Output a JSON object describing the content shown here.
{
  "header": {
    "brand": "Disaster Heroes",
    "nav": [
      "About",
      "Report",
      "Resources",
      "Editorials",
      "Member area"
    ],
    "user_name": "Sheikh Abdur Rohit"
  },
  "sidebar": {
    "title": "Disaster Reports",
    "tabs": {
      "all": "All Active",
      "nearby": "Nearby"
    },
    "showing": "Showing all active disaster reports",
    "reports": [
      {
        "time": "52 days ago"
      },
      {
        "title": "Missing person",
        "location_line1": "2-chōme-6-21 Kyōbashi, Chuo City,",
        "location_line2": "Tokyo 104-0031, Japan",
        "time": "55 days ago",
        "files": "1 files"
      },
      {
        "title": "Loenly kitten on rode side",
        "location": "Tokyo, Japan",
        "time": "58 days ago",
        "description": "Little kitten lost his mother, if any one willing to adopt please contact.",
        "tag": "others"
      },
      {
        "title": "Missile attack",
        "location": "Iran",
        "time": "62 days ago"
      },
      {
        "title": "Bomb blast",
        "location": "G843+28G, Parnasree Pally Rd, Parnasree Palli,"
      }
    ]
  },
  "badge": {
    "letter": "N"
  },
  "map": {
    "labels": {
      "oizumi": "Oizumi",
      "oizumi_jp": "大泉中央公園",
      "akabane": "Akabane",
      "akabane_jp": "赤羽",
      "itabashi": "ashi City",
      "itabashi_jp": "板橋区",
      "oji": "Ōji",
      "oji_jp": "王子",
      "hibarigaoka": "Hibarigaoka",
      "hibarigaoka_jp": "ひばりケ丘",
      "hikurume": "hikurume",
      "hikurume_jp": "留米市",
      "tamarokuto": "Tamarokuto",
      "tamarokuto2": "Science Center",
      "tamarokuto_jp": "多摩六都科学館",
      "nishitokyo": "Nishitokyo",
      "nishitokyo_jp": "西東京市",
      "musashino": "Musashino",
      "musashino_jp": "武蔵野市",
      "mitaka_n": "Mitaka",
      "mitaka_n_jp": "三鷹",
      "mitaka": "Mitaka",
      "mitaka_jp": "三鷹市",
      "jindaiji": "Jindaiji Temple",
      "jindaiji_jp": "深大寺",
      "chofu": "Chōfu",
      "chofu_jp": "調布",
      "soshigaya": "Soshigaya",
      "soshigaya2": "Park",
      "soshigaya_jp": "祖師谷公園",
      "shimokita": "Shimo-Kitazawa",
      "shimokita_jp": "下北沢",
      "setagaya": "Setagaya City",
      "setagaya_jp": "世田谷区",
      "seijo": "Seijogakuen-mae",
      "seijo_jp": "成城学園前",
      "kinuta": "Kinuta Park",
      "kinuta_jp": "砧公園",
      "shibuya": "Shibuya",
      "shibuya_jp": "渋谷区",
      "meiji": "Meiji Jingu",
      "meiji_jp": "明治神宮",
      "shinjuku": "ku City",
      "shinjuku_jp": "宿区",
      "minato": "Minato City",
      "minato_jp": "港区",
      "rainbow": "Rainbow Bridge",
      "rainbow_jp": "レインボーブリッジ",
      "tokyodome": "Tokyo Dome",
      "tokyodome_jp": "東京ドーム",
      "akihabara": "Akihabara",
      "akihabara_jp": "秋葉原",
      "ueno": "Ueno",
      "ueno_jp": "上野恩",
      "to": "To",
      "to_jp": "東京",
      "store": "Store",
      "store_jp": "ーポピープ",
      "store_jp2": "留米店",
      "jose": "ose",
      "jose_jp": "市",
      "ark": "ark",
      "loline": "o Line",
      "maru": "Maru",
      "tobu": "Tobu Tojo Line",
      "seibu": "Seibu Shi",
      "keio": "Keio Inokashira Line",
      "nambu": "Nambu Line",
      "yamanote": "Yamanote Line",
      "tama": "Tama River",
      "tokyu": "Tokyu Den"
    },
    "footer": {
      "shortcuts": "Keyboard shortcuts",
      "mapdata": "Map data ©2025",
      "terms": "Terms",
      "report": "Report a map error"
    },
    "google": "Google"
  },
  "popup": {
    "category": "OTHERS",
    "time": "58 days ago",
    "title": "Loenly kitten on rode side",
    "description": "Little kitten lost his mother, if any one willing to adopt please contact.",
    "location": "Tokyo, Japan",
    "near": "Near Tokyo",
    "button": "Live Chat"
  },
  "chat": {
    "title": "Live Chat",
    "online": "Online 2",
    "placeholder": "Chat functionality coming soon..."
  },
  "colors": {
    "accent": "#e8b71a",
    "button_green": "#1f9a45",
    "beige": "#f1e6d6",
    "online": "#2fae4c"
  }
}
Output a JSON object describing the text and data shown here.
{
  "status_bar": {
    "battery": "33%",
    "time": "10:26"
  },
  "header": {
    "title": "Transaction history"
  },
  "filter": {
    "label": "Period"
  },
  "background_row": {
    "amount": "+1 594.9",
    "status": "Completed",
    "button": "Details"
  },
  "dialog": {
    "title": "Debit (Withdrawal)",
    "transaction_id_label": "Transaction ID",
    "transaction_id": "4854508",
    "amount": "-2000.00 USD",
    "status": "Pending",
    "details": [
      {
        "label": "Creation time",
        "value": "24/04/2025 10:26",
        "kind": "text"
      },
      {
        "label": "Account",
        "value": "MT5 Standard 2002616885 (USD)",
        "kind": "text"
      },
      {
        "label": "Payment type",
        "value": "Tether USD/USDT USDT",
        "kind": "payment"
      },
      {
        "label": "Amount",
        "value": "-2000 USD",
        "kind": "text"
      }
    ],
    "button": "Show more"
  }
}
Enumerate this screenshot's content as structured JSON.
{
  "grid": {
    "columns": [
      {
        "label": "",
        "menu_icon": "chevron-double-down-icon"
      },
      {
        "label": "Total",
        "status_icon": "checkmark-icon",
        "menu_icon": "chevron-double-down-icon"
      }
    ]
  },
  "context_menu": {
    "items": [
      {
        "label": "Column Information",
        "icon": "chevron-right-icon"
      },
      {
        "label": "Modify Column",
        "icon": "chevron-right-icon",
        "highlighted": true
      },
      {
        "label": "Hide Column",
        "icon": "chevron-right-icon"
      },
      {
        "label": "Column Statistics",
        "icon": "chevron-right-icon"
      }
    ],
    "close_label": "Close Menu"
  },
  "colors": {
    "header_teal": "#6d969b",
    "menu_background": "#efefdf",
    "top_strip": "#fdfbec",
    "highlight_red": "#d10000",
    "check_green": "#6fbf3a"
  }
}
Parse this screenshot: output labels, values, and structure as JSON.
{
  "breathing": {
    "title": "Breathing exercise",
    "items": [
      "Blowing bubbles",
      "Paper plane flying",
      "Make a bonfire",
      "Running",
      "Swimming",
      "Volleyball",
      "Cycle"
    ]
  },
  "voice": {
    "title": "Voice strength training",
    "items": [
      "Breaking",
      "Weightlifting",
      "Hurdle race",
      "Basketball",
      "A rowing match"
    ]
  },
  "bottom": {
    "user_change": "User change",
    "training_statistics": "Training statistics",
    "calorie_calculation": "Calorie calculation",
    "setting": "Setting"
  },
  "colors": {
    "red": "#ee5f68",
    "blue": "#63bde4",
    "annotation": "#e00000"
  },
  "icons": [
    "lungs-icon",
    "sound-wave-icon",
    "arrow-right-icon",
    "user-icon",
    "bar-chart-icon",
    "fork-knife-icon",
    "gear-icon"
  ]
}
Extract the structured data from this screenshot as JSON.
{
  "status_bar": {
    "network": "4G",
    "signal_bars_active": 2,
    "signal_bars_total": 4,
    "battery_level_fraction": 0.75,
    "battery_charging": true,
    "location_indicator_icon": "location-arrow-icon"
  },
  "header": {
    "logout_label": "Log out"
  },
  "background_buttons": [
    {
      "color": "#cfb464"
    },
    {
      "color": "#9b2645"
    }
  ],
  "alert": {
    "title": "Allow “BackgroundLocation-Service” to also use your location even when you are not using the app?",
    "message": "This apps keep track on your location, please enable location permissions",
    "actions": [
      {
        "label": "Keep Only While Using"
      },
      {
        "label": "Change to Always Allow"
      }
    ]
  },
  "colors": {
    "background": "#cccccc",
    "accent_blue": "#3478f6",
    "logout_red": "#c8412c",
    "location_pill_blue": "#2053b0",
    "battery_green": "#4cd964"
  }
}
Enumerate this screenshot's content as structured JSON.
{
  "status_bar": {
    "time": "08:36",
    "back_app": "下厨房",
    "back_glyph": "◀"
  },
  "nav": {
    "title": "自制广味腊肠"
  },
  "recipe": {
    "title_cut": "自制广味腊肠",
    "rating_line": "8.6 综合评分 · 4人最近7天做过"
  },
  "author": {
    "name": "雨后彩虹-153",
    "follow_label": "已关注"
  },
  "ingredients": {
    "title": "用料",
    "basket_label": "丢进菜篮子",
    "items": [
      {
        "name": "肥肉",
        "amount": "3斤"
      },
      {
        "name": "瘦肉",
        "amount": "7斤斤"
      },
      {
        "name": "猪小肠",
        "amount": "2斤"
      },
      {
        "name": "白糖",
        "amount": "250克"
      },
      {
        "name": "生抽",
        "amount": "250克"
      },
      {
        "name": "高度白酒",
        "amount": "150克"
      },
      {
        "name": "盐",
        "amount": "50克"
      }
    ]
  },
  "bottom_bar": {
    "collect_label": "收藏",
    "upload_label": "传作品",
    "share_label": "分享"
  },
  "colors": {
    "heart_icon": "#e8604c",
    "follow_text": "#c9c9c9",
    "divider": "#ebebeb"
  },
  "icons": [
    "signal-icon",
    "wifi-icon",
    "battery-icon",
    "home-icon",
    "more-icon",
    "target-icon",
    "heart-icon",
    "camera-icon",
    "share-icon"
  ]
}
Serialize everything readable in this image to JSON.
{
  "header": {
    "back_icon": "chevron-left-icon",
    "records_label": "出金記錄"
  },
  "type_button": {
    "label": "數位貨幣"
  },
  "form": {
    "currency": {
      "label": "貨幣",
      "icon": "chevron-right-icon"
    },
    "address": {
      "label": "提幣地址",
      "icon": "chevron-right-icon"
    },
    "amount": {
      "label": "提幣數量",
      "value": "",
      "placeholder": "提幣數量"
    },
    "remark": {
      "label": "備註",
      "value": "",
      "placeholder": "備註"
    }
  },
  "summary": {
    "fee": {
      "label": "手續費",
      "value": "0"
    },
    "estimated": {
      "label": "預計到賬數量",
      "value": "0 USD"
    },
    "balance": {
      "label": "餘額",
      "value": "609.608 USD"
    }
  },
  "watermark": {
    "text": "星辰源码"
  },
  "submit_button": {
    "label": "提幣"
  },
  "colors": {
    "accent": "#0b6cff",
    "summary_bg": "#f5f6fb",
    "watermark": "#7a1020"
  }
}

——

Exercise directions - Locate all lines holding the word "description", then copy them out.

Solved exercise -
        "description": "Little kitten lost his mother, if any one willing to adopt please contact.",
    "description": "Little kitten lost his mother, if any one willing to adopt please contact.",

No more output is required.